Set problem
Every line of the data that contains the string "this" must be copied.

+ + + + + + +

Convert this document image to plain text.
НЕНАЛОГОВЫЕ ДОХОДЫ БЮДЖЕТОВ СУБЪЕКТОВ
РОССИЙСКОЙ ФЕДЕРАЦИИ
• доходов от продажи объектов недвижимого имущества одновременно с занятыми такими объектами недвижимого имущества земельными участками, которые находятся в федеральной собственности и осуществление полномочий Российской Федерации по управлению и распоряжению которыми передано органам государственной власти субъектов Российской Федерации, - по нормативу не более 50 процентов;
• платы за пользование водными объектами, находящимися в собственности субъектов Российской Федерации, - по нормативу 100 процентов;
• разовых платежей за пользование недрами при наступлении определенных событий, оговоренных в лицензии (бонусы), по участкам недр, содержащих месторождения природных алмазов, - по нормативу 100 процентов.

+ + + + + + +

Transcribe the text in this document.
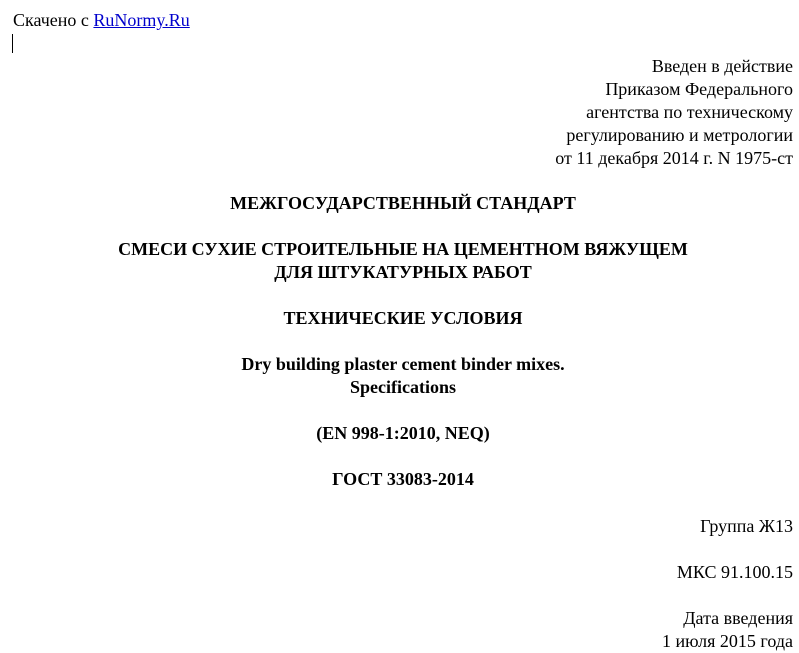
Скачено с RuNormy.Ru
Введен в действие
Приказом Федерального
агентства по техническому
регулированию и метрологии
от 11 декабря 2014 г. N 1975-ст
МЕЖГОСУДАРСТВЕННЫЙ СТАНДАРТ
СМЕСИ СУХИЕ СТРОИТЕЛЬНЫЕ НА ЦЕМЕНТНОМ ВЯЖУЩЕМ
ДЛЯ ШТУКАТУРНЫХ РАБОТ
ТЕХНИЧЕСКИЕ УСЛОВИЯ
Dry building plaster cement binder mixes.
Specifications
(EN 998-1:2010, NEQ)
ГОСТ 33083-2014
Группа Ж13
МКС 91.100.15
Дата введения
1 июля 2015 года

+ + + + + + +

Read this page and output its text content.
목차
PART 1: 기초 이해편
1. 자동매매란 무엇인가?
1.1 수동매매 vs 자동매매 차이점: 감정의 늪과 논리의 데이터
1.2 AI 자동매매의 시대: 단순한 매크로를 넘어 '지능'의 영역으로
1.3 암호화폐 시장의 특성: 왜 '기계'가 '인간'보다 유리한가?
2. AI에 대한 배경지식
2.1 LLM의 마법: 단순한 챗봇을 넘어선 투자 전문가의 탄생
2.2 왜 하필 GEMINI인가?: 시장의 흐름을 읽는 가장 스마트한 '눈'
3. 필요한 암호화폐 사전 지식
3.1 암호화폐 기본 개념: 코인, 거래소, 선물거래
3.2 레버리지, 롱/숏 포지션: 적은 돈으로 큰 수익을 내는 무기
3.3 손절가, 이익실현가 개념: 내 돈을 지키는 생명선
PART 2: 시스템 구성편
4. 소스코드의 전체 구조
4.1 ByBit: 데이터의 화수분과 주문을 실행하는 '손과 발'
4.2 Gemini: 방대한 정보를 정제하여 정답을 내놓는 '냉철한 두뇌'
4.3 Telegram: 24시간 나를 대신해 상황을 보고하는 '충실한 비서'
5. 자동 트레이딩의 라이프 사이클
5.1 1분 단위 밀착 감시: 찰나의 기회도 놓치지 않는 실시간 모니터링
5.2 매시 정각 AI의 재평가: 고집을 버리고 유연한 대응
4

+ + + + + + +

Finished answer
Convert this document image to plain text.
Transcribe the text in this document.
Read this page and output its text content.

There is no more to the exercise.